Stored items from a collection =
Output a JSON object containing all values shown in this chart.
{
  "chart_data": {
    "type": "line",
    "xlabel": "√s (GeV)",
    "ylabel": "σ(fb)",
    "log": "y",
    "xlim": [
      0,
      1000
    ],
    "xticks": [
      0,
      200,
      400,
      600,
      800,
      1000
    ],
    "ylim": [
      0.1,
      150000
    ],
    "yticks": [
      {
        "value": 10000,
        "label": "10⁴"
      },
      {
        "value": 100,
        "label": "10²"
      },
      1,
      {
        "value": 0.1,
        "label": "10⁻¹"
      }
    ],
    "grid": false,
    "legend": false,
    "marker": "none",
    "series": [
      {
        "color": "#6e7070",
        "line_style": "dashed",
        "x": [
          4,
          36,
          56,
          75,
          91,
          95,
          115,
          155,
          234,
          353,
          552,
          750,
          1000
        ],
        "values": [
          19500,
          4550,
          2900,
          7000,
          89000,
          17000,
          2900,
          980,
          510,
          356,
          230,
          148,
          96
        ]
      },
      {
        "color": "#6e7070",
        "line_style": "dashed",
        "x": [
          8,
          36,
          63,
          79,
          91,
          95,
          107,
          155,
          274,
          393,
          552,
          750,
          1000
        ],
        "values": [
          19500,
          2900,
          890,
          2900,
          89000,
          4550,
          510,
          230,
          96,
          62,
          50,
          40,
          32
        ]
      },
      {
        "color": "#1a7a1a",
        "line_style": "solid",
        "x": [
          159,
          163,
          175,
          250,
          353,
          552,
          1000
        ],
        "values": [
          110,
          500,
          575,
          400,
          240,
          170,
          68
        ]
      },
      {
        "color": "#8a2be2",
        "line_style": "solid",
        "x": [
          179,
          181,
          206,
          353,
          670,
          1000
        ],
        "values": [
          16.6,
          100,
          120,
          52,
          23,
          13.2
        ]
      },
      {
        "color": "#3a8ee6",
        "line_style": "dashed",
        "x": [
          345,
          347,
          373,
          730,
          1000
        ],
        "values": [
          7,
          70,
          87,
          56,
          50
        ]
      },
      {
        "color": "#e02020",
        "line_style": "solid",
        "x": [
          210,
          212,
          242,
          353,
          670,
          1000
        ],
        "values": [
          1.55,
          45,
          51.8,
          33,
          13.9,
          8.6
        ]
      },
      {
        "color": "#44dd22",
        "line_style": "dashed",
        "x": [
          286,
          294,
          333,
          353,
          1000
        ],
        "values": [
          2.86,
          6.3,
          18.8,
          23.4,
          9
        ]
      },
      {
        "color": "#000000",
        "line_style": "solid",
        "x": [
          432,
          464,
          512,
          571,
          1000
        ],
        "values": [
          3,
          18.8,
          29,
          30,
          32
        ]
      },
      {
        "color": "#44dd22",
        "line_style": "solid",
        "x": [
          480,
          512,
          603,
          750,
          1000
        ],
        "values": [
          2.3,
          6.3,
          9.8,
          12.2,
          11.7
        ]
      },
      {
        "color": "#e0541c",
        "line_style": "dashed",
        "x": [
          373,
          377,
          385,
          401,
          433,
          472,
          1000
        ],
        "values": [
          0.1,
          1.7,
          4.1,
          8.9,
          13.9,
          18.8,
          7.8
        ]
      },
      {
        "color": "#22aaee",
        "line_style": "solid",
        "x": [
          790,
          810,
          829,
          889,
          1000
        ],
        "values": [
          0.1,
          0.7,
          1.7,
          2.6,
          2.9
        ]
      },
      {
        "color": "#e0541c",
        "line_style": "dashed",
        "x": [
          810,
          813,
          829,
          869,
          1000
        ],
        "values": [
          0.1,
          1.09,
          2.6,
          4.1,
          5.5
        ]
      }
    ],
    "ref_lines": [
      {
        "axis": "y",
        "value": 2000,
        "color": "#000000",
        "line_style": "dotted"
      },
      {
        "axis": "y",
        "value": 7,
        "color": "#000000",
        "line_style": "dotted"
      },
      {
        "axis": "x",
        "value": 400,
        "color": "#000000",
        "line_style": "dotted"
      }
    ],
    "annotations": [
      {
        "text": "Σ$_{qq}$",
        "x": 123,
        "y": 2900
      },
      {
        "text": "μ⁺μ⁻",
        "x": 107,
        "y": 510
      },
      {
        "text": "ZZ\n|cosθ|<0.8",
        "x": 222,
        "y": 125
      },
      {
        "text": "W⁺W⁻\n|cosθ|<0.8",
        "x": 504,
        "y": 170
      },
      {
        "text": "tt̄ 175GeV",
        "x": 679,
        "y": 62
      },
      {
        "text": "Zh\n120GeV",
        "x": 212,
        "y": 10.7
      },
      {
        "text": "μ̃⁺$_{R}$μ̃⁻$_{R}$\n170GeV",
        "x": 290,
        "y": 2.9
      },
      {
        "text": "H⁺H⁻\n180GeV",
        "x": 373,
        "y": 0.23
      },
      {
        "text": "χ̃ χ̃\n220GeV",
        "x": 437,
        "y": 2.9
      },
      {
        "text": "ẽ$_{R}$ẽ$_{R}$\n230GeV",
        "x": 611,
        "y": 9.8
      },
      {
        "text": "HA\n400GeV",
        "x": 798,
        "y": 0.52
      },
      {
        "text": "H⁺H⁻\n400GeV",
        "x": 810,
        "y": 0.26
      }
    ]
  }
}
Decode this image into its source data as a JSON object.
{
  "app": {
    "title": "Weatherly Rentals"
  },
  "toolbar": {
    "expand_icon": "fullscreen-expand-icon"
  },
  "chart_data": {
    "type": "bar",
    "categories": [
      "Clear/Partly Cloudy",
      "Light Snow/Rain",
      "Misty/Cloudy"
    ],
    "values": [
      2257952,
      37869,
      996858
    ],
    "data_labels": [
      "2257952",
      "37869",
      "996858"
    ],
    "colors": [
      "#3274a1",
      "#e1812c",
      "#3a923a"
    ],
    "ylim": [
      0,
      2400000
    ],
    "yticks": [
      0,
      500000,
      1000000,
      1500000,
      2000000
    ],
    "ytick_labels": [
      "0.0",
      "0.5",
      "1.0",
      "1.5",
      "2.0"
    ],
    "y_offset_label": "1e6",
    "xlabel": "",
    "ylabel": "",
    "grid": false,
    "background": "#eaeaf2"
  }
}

What to produce = Go through the records and gather the lines that hold "this".

Full solution =
Output a JSON object containing all values shown in this chart.
Decode this image into its source data as a JSON object.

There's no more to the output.